■ **Your objective**
Copy out every line of the data exactly.

■ **Source material**
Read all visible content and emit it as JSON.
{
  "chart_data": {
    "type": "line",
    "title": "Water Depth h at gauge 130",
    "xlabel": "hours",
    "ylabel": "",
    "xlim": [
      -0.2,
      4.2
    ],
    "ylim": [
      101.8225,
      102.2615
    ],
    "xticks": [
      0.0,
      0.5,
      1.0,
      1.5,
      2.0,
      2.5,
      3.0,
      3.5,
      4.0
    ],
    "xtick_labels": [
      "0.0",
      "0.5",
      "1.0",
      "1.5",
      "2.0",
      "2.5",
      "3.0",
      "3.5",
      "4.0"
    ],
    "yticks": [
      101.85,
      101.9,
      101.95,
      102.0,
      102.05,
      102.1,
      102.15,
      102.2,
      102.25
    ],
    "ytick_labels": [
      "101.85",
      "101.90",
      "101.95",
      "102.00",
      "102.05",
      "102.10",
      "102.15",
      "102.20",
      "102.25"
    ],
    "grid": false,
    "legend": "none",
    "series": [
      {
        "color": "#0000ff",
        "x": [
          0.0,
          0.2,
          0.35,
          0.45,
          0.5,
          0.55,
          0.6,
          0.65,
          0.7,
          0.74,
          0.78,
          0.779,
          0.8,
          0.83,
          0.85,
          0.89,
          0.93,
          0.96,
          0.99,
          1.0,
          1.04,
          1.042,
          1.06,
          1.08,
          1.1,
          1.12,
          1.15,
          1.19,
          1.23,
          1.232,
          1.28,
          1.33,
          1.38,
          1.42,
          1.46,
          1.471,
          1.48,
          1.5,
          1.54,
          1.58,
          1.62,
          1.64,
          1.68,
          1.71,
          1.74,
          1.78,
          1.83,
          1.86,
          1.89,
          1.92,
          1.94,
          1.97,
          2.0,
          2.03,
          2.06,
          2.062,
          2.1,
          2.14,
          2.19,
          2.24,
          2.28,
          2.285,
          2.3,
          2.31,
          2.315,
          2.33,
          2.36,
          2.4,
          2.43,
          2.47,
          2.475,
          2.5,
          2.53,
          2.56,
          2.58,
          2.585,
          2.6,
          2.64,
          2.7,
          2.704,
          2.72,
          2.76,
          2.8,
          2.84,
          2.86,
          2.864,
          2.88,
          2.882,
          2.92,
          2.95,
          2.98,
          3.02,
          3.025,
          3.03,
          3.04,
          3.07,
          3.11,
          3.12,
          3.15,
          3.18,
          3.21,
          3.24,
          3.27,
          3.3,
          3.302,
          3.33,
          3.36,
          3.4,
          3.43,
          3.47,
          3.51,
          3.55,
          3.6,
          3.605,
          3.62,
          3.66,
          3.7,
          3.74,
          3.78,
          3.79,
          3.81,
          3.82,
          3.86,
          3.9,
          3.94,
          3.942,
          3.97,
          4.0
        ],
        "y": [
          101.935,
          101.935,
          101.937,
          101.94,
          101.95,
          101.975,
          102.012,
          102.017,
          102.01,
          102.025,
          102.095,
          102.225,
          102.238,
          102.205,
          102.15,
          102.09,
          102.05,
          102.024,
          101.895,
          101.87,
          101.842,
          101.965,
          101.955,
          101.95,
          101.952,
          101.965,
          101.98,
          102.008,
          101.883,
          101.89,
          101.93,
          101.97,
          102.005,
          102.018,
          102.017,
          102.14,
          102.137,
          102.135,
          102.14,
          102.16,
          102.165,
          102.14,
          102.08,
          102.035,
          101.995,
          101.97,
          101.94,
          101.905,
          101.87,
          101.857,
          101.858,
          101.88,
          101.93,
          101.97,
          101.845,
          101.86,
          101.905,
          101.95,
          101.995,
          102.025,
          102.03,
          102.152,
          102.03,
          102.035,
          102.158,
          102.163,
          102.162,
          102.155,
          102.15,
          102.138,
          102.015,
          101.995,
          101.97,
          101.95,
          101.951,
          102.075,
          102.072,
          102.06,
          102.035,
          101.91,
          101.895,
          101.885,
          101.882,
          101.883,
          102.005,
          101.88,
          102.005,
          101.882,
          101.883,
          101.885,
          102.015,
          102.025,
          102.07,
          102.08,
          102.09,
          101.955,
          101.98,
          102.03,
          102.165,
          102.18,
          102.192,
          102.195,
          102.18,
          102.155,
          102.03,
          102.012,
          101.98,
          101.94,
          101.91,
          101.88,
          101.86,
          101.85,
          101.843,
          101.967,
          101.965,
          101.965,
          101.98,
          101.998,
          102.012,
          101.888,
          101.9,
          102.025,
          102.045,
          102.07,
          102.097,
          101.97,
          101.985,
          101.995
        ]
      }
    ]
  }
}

■ **Output below**
Read all visible content and emit it as JSON.
{
  "chart_data": {
    "type": "line",
    "title": "Water Depth h at gauge 130",
    "xlabel": "hours",
    "ylabel": "",
    "xlim": [
      -0.2,
      4.2
    ],
    "ylim": [
      101.8225,
      102.2615
    ],
    "xticks": [
      0.0,
      0.5,
      1.0,
      1.5,
      2.0,
      2.5,
      3.0,
      3.5,
      4.0
    ],
    "xtick_labels": [
      "0.0",
      "0.5",
      "1.0",
      "1.5",
      "2.0",
      "2.5",
      "3.0",
      "3.5",
      "4.0"
    ],
    "yticks": [
      101.85,
      101.9,
      101.95,
      102.0,
      102.05,
      102.1,
      102.15,
      102.2,
      102.25
    ],
    "ytick_labels": [
      "101.85",
      "101.90",
      "101.95",
      "102.00",
      "102.05",
      "102.10",
      "102.15",
      "102.20",
      "102.25"
    ],
    "grid": false,
    "legend": "none",
    "series": [
      {
        "color": "#0000ff",
        "x": [
          0.0,
          0.2,
          0.35,
          0.45,
          0.5,
          0.55,
          0.6,
          0.65,
          0.7,
          0.74,
          0.78,
          0.779,
          0.8,
          0.83,
          0.85,
          0.89,
          0.93,
          0.96,
          0.99,
          1.0,
          1.04,
          1.042,
          1.06,
          1.08,
          1.1,
          1.12,
          1.15,
          1.19,
          1.23,
          1.232,
          1.28,
          1.33,
          1.38,
          1.42,
          1.46,
          1.471,
          1.48,
          1.5,
          1.54,
          1.58,
          1.62,
          1.64,
          1.68,
          1.71,
          1.74,
          1.78,
          1.83,
          1.86,
          1.89,
          1.92,
          1.94,
          1.97,
          2.0,
          2.03,
          2.06,
          2.062,
          2.1,
          2.14,
          2.19,
          2.24,
          2.28,
          2.285,
          2.3,
          2.31,
          2.315,
          2.33,
          2.36,
          2.4,
          2.43,
          2.47,
          2.475,
          2.5,
          2.53,
          2.56,
          2.58,
          2.585,
          2.6,
          2.64,
          2.7,
          2.704,
          2.72,
          2.76,
          2.8,
          2.84,
          2.86,
          2.864,
          2.88,
          2.882,
          2.92,
          2.95,
          2.98,
          3.02,
          3.025,
          3.03,
          3.04,
          3.07,
          3.11,
          3.12,
          3.15,
          3.18,
          3.21,
          3.24,
          3.27,
          3.3,
          3.302,
          3.33,
          3.36,
          3.4,
          3.43,
          3.47,
          3.51,
          3.55,
          3.6,
          3.605,
          3.62,
          3.66,
          3.7,
          3.74,
          3.78,
          3.79,
          3.81,
          3.82,
          3.86,
          3.9,
          3.94,
          3.942,
          3.97,
          4.0
        ],
        "y": [
          101.935,
          101.935,
          101.937,
          101.94,
          101.95,
          101.975,
          102.012,
          102.017,
          102.01,
          102.025,
          102.095,
          102.225,
          102.238,
          102.205,
          102.15,
          102.09,
          102.05,
          102.024,
          101.895,
          101.87,
          101.842,
          101.965,
          101.955,
          101.95,
          101.952,
          101.965,
          101.98,
          102.008,
          101.883,
          101.89,
          101.93,
          101.97,
          102.005,
          102.018,
          102.017,
          102.14,
          102.137,
          102.135,
          102.14,
          102.16,
          102.165,
          102.14,
          102.08,
          102.035,
          101.995,
          101.97,
          101.94,
          101.905,
          101.87,
          101.857,
          101.858,
          101.88,
          101.93,
          101.97,
          101.845,
          101.86,
          101.905,
          101.95,
          101.995,
          102.025,
          102.03,
          102.152,
          102.03,
          102.035,
          102.158,
          102.163,
          102.162,
          102.155,
          102.15,
          102.138,
          102.015,
          101.995,
          101.97,
          101.95,
          101.951,
          102.075,
          102.072,
          102.06,
          102.035,
          101.91,
          101.895,
          101.885,
          101.882,
          101.883,
          102.005,
          101.88,
          102.005,
          101.882,
          101.883,
          101.885,
          102.015,
          102.025,
          102.07,
          102.08,
          102.09,
          101.955,
          101.98,
          102.03,
          102.165,
          102.18,
          102.192,
          102.195,
          102.18,
          102.155,
          102.03,
          102.012,
          101.98,
          101.94,
          101.91,
          101.88,
          101.86,
          101.85,
          101.843,
          101.967,
          101.965,
          101.965,
          101.98,
          101.998,
          102.012,
          101.888,
          101.9,
          102.025,
          102.045,
          102.07,
          102.097,
          101.97,
          101.985,
          101.995
        ]
      }
    ]
  }
}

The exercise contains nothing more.